==== DATA IN THIS EXERCISE

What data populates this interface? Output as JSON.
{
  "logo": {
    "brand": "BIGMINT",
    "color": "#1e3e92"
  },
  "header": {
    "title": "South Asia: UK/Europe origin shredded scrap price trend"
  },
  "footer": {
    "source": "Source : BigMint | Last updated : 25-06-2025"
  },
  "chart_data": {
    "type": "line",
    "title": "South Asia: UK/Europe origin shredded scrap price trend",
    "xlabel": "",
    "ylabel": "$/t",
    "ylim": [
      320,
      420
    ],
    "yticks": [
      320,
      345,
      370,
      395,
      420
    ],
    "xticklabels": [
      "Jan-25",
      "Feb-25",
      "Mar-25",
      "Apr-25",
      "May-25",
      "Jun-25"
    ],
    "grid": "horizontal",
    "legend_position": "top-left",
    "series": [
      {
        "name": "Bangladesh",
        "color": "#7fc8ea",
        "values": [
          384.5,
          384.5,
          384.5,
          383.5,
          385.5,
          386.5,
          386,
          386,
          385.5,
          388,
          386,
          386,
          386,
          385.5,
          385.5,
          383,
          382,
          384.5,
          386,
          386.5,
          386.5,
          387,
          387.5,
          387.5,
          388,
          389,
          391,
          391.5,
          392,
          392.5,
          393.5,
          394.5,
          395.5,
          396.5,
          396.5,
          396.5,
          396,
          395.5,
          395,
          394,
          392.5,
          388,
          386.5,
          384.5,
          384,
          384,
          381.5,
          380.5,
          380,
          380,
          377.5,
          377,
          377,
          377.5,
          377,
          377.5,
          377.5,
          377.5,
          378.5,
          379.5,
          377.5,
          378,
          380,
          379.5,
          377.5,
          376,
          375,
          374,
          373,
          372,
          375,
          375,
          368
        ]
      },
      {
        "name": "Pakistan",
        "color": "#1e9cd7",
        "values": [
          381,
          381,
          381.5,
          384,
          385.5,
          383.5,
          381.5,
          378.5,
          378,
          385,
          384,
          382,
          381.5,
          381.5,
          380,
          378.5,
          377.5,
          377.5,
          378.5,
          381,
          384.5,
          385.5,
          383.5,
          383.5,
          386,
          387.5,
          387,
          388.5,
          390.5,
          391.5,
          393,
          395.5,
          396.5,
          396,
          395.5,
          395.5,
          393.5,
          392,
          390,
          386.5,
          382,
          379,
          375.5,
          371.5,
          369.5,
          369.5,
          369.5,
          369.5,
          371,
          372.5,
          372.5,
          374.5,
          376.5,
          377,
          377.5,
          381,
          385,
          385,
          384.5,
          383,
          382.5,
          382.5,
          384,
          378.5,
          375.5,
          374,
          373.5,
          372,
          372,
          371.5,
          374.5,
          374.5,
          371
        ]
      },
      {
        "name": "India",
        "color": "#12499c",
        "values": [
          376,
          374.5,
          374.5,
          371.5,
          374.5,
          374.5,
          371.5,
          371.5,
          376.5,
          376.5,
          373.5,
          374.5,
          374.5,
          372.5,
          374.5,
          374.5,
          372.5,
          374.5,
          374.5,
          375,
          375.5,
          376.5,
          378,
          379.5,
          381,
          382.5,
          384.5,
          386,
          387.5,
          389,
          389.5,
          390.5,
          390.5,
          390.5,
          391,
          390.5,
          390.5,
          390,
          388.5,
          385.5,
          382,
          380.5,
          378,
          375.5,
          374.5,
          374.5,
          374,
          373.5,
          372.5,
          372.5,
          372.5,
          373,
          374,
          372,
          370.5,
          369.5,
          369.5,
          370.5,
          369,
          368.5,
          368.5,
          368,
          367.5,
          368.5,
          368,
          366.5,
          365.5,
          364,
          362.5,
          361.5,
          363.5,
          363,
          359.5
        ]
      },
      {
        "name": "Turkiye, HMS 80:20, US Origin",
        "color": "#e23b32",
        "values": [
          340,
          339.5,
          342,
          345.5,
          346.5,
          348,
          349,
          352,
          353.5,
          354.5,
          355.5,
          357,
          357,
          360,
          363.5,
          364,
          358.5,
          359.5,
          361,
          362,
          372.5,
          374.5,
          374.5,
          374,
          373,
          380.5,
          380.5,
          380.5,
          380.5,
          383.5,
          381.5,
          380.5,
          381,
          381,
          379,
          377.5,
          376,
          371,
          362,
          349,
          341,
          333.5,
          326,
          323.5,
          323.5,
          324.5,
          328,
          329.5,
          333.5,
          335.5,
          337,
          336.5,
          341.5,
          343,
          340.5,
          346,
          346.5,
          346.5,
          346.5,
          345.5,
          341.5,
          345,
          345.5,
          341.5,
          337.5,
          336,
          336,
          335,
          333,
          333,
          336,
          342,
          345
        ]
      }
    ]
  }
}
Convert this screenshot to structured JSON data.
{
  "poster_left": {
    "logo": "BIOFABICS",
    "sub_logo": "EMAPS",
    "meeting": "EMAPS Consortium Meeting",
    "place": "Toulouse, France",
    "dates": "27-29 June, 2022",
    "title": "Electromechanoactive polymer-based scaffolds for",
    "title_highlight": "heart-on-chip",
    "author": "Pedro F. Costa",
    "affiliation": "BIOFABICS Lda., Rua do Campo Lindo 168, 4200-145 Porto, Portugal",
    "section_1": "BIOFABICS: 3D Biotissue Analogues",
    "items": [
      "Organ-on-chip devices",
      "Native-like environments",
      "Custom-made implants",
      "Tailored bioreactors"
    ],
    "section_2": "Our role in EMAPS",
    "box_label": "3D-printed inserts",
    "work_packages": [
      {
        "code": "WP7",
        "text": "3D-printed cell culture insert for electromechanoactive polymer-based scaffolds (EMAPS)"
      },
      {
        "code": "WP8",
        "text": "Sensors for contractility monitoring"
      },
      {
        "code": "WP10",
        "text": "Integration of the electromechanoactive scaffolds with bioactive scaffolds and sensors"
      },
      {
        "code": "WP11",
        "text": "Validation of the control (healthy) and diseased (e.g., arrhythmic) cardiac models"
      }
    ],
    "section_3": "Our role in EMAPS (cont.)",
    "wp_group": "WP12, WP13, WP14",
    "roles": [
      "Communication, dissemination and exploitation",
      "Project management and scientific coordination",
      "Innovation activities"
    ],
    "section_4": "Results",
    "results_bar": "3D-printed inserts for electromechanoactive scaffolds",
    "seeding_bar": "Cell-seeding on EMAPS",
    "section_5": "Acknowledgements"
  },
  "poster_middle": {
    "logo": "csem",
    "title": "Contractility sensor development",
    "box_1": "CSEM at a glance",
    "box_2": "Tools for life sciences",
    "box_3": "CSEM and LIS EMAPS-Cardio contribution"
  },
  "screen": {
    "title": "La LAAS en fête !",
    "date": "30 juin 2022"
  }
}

========

Locate the word "printed" in the records and collect each line it appears in.

### ANSWER TO THIS EXERCISE
    "box_label": "3D-printed inserts",
        "text": "3D-printed cell culture insert for electromechanoactive polymer-based scaffolds (EMAPS)"
    "results_bar": "3D-printed inserts for electromechanoactive scaffolds",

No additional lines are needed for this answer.